> _Written exercise_
Output the data below in full, byte for byte. Nothing may differ.

> _Working data_
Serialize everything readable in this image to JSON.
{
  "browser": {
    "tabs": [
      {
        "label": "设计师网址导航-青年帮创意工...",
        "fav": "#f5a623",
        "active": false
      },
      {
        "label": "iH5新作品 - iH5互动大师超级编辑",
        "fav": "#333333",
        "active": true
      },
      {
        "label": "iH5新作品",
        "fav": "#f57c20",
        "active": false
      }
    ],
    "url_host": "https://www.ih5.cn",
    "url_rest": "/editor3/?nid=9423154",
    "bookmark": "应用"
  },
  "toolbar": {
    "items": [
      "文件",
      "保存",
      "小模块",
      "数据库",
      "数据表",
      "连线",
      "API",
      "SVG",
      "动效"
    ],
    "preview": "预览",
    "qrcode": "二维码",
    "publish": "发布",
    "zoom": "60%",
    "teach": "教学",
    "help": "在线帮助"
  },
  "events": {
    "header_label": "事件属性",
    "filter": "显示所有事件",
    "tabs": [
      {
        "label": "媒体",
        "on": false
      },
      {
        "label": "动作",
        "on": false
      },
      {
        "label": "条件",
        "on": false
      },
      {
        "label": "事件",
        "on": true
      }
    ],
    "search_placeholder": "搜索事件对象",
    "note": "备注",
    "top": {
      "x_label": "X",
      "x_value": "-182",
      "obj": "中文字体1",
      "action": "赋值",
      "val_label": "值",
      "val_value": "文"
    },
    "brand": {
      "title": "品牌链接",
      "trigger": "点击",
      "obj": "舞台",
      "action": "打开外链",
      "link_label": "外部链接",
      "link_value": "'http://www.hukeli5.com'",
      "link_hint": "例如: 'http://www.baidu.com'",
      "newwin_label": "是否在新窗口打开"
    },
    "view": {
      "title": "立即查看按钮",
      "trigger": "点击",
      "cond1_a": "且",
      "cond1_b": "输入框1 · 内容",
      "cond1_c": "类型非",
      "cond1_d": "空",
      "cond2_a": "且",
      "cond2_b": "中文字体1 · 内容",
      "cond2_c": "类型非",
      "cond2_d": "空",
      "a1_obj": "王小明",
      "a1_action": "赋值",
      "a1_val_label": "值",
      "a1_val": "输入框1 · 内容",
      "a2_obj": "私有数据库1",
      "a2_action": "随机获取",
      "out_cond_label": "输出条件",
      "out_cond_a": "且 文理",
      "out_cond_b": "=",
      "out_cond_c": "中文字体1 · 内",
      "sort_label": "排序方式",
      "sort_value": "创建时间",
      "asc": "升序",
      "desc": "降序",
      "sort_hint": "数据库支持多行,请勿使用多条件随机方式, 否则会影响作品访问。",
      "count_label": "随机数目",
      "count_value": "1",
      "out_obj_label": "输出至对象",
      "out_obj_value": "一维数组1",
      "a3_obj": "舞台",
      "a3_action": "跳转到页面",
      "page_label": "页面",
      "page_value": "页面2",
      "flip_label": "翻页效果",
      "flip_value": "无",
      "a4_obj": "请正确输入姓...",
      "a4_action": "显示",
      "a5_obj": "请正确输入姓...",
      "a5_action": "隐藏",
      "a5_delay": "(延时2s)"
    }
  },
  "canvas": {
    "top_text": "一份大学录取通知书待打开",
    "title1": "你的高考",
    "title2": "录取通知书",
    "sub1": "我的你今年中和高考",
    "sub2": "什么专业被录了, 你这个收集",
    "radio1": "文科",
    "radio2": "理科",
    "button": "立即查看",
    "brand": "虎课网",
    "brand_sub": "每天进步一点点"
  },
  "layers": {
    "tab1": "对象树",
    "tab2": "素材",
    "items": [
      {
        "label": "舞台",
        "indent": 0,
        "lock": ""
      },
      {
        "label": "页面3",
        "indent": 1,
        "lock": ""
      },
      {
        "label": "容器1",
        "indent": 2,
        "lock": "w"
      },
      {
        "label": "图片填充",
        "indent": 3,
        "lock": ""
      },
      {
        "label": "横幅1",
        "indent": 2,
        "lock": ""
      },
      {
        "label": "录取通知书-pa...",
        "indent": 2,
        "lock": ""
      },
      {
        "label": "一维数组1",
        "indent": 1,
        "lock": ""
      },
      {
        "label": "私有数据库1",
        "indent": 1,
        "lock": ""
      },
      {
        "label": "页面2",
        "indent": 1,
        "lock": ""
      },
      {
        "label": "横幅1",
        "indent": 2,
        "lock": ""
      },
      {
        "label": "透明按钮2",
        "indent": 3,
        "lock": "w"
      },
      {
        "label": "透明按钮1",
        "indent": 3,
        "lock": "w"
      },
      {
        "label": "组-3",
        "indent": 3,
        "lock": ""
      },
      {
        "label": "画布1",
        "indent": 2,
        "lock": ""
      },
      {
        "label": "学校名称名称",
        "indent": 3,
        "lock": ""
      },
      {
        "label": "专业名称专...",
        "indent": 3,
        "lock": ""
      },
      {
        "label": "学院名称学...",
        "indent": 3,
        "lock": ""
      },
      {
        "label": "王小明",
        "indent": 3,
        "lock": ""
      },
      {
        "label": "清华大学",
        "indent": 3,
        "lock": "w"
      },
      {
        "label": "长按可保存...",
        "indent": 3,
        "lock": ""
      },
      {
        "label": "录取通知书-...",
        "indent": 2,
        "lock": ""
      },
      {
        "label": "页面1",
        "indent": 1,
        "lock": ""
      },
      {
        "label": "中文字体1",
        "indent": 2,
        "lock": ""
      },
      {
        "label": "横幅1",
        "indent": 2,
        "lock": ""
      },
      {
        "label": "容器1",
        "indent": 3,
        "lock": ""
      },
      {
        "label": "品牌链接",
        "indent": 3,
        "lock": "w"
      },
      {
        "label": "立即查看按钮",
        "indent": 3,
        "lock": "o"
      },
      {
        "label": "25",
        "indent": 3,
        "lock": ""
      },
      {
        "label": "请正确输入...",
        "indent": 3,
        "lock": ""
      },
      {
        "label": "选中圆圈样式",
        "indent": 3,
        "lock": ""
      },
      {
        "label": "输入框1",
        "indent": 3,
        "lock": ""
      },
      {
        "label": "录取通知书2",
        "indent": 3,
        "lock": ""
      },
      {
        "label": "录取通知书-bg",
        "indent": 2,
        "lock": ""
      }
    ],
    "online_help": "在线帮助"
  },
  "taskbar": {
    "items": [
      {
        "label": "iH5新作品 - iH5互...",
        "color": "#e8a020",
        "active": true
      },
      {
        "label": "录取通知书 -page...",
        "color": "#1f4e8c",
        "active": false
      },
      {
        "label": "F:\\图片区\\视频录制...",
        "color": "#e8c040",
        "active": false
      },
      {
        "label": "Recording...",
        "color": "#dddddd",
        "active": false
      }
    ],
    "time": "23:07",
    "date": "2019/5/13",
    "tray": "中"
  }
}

> _Exercise answer_
Serialize everything readable in this image to JSON.
{
  "browser": {
    "tabs": [
      {
        "label": "设计师网址导航-青年帮创意工...",
        "fav": "#f5a623",
        "active": false
      },
      {
        "label": "iH5新作品 - iH5互动大师超级编辑",
        "fav": "#333333",
        "active": true
      },
      {
        "label": "iH5新作品",
        "fav": "#f57c20",
        "active": false
      }
    ],
    "url_host": "https://www.ih5.cn",
    "url_rest": "/editor3/?nid=9423154",
    "bookmark": "应用"
  },
  "toolbar": {
    "items": [
      "文件",
      "保存",
      "小模块",
      "数据库",
      "数据表",
      "连线",
      "API",
      "SVG",
      "动效"
    ],
    "preview": "预览",
    "qrcode": "二维码",
    "publish": "发布",
    "zoom": "60%",
    "teach": "教学",
    "help": "在线帮助"
  },
  "events": {
    "header_label": "事件属性",
    "filter": "显示所有事件",
    "tabs": [
      {
        "label": "媒体",
        "on": false
      },
      {
        "label": "动作",
        "on": false
      },
      {
        "label": "条件",
        "on": false
      },
      {
        "label": "事件",
        "on": true
      }
    ],
    "search_placeholder": "搜索事件对象",
    "note": "备注",
    "top": {
      "x_label": "X",
      "x_value": "-182",
      "obj": "中文字体1",
      "action": "赋值",
      "val_label": "值",
      "val_value": "文"
    },
    "brand": {
      "title": "品牌链接",
      "trigger": "点击",
      "obj": "舞台",
      "action": "打开外链",
      "link_label": "外部链接",
      "link_value": "'http://www.hukeli5.com'",
      "link_hint": "例如: 'http://www.baidu.com'",
      "newwin_label": "是否在新窗口打开"
    },
    "view": {
      "title": "立即查看按钮",
      "trigger": "点击",
      "cond1_a": "且",
      "cond1_b": "输入框1 · 内容",
      "cond1_c": "类型非",
      "cond1_d": "空",
      "cond2_a": "且",
      "cond2_b": "中文字体1 · 内容",
      "cond2_c": "类型非",
      "cond2_d": "空",
      "a1_obj": "王小明",
      "a1_action": "赋值",
      "a1_val_label": "值",
      "a1_val": "输入框1 · 内容",
      "a2_obj": "私有数据库1",
      "a2_action": "随机获取",
      "out_cond_label": "输出条件",
      "out_cond_a": "且 文理",
      "out_cond_b": "=",
      "out_cond_c": "中文字体1 · 内",
      "sort_label": "排序方式",
      "sort_value": "创建时间",
      "asc": "升序",
      "desc": "降序",
      "sort_hint": "数据库支持多行,请勿使用多条件随机方式, 否则会影响作品访问。",
      "count_label": "随机数目",
      "count_value": "1",
      "out_obj_label": "输出至对象",
      "out_obj_value": "一维数组1",
      "a3_obj": "舞台",
      "a3_action": "跳转到页面",
      "page_label": "页面",
      "page_value": "页面2",
      "flip_label": "翻页效果",
      "flip_value": "无",
      "a4_obj": "请正确输入姓...",
      "a4_action": "显示",
      "a5_obj": "请正确输入姓...",
      "a5_action": "隐藏",
      "a5_delay": "(延时2s)"
    }
  },
  "canvas": {
    "top_text": "一份大学录取通知书待打开",
    "title1": "你的高考",
    "title2": "录取通知书",
    "sub1": "我的你今年中和高考",
    "sub2": "什么专业被录了, 你这个收集",
    "radio1": "文科",
    "radio2": "理科",
    "button": "立即查看",
    "brand": "虎课网",
    "brand_sub": "每天进步一点点"
  },
  "layers": {
    "tab1": "对象树",
    "tab2": "素材",
    "items": [
      {
        "label": "舞台",
        "indent": 0,
        "lock": ""
      },
      {
        "label": "页面3",
        "indent": 1,
        "lock": ""
      },
      {
        "label": "容器1",
        "indent": 2,
        "lock": "w"
      },
      {
        "label": "图片填充",
        "indent": 3,
        "lock": ""
      },
      {
        "label": "横幅1",
        "indent": 2,
        "lock": ""
      },
      {
        "label": "录取通知书-pa...",
        "indent": 2,
        "lock": ""
      },
      {
        "label": "一维数组1",
        "indent": 1,
        "lock": ""
      },
      {
        "label": "私有数据库1",
        "indent": 1,
        "lock": ""
      },
      {
        "label": "页面2",
        "indent": 1,
        "lock": ""
      },
      {
        "label": "横幅1",
        "indent": 2,
        "lock": ""
      },
      {
        "label": "透明按钮2",
        "indent": 3,
        "lock": "w"
      },
      {
        "label": "透明按钮1",
        "indent": 3,
        "lock": "w"
      },
      {
        "label": "组-3",
        "indent": 3,
        "lock": ""
      },
      {
        "label": "画布1",
        "indent": 2,
        "lock": ""
      },
      {
        "label": "学校名称名称",
        "indent": 3,
        "lock": ""
      },
      {
        "label": "专业名称专...",
        "indent": 3,
        "lock": ""
      },
      {
        "label": "学院名称学...",
        "indent": 3,
        "lock": ""
      },
      {
        "label": "王小明",
        "indent": 3,
        "lock": ""
      },
      {
        "label": "清华大学",
        "indent": 3,
        "lock": "w"
      },
      {
        "label": "长按可保存...",
        "indent": 3,
        "lock": ""
      },
      {
        "label": "录取通知书-...",
        "indent": 2,
        "lock": ""
      },
      {
        "label": "页面1",
        "indent": 1,
        "lock": ""
      },
      {
        "label": "中文字体1",
        "indent": 2,
        "lock": ""
      },
      {
        "label": "横幅1",
        "indent": 2,
        "lock": ""
      },
      {
        "label": "容器1",
        "indent": 3,
        "lock": ""
      },
      {
        "label": "品牌链接",
        "indent": 3,
        "lock": "w"
      },
      {
        "label": "立即查看按钮",
        "indent": 3,
        "lock": "o"
      },
      {
        "label": "25",
        "indent": 3,
        "lock": ""
      },
      {
        "label": "请正确输入...",
        "indent": 3,
        "lock": ""
      },
      {
        "label": "选中圆圈样式",
        "indent": 3,
        "lock": ""
      },
      {
        "label": "输入框1",
        "indent": 3,
        "lock": ""
      },
      {
        "label": "录取通知书2",
        "indent": 3,
        "lock": ""
      },
      {
        "label": "录取通知书-bg",
        "indent": 2,
        "lock": ""
      }
    ],
    "online_help": "在线帮助"
  },
  "taskbar": {
    "items": [
      {
        "label": "iH5新作品 - iH5互...",
        "color": "#e8a020",
        "active": true
      },
      {
        "label": "录取通知书 -page...",
        "color": "#1f4e8c",
        "active": false
      },
      {
        "label": "F:\\图片区\\视频录制...",
        "color": "#e8c040",
        "active": false
      },
      {
        "label": "Recording...",
        "color": "#dddddd",
        "active": false
      }
    ],
    "time": "23:07",
    "date": "2019/5/13",
    "tray": "中"
  }
}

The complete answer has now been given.